Write out the listing below in full and exactly, leaving out every picture.

● ● ● ● ● ● ●

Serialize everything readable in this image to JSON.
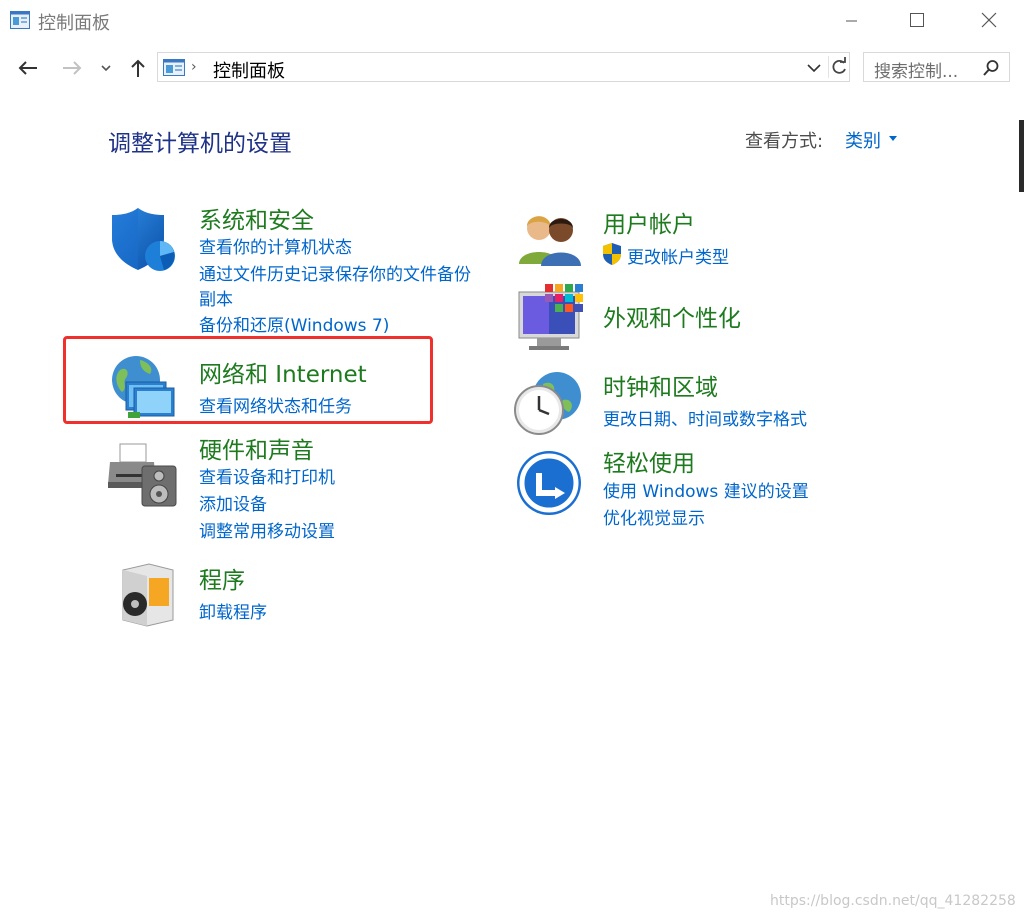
{
  "window": {
    "title": "控制面板"
  },
  "address_bar": {
    "path": "控制面板"
  },
  "search": {
    "placeholder": "搜索控制..."
  },
  "page": {
    "title": "调整计算机的设置",
    "view_label": "查看方式:",
    "view_value": "类别"
  },
  "categories": {
    "system_security": {
      "title": "系统和安全",
      "links": [
        "查看你的计算机状态",
        "通过文件历史记录保存你的文件备份",
        "副本",
        "备份和还原(Windows 7)"
      ]
    },
    "network": {
      "title": "网络和 Internet",
      "links": [
        "查看网络状态和任务"
      ]
    },
    "hardware": {
      "title": "硬件和声音",
      "links": [
        "查看设备和打印机",
        "添加设备",
        "调整常用移动设置"
      ]
    },
    "programs": {
      "title": "程序",
      "links": [
        "卸载程序"
      ]
    },
    "user_accounts": {
      "title": "用户帐户",
      "links": [
        "更改帐户类型"
      ]
    },
    "appearance": {
      "title": "外观和个性化",
      "links": []
    },
    "clock_region": {
      "title": "时钟和区域",
      "links": [
        "更改日期、时间或数字格式"
      ]
    },
    "ease_of_access": {
      "title": "轻松使用",
      "links": [
        "使用 Windows 建议的设置",
        "优化视觉显示"
      ]
    }
  },
  "watermark": "https://blog.csdn.net/qq_41282258",
  "colors": {
    "title_blue": "#1e3287",
    "category_green": "#1e7a1e",
    "link_blue": "#0066cc",
    "highlight_red": "#f0302c"
  }
}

● ● ● ● ● ● ●

• _Written reply_
Serialize everything readable in this image to JSON.
{
  "window": {
    "title": "控制面板"
  },
  "address_bar": {
    "path": "控制面板"
  },
  "search": {
    "placeholder": "搜索控制..."
  },
  "page": {
    "title": "调整计算机的设置",
    "view_label": "查看方式:",
    "view_value": "类别"
  },
  "categories": {
    "system_security": {
      "title": "系统和安全",
      "links": [
        "查看你的计算机状态",
        "通过文件历史记录保存你的文件备份",
        "副本",
        "备份和还原(Windows 7)"
      ]
    },
    "network": {
      "title": "网络和 Internet",
      "links": [
        "查看网络状态和任务"
      ]
    },
    "hardware": {
      "title": "硬件和声音",
      "links": [
        "查看设备和打印机",
        "添加设备",
        "调整常用移动设置"
      ]
    },
    "programs": {
      "title": "程序",
      "links": [
        "卸载程序"
      ]
    },
    "user_accounts": {
      "title": "用户帐户",
      "links": [
        "更改帐户类型"
      ]
    },
    "appearance": {
      "title": "外观和个性化",
      "links": []
    },
    "clock_region": {
      "title": "时钟和区域",
      "links": [
        "更改日期、时间或数字格式"
      ]
    },
    "ease_of_access": {
      "title": "轻松使用",
      "links": [
        "使用 Windows 建议的设置",
        "优化视觉显示"
      ]
    }
  },
  "watermark": "https://blog.csdn.net/qq_41282258",
  "colors": {
    "title_blue": "#1e3287",
    "category_green": "#1e7a1e",
    "link_blue": "#0066cc",
    "highlight_red": "#f0302c"
  }
}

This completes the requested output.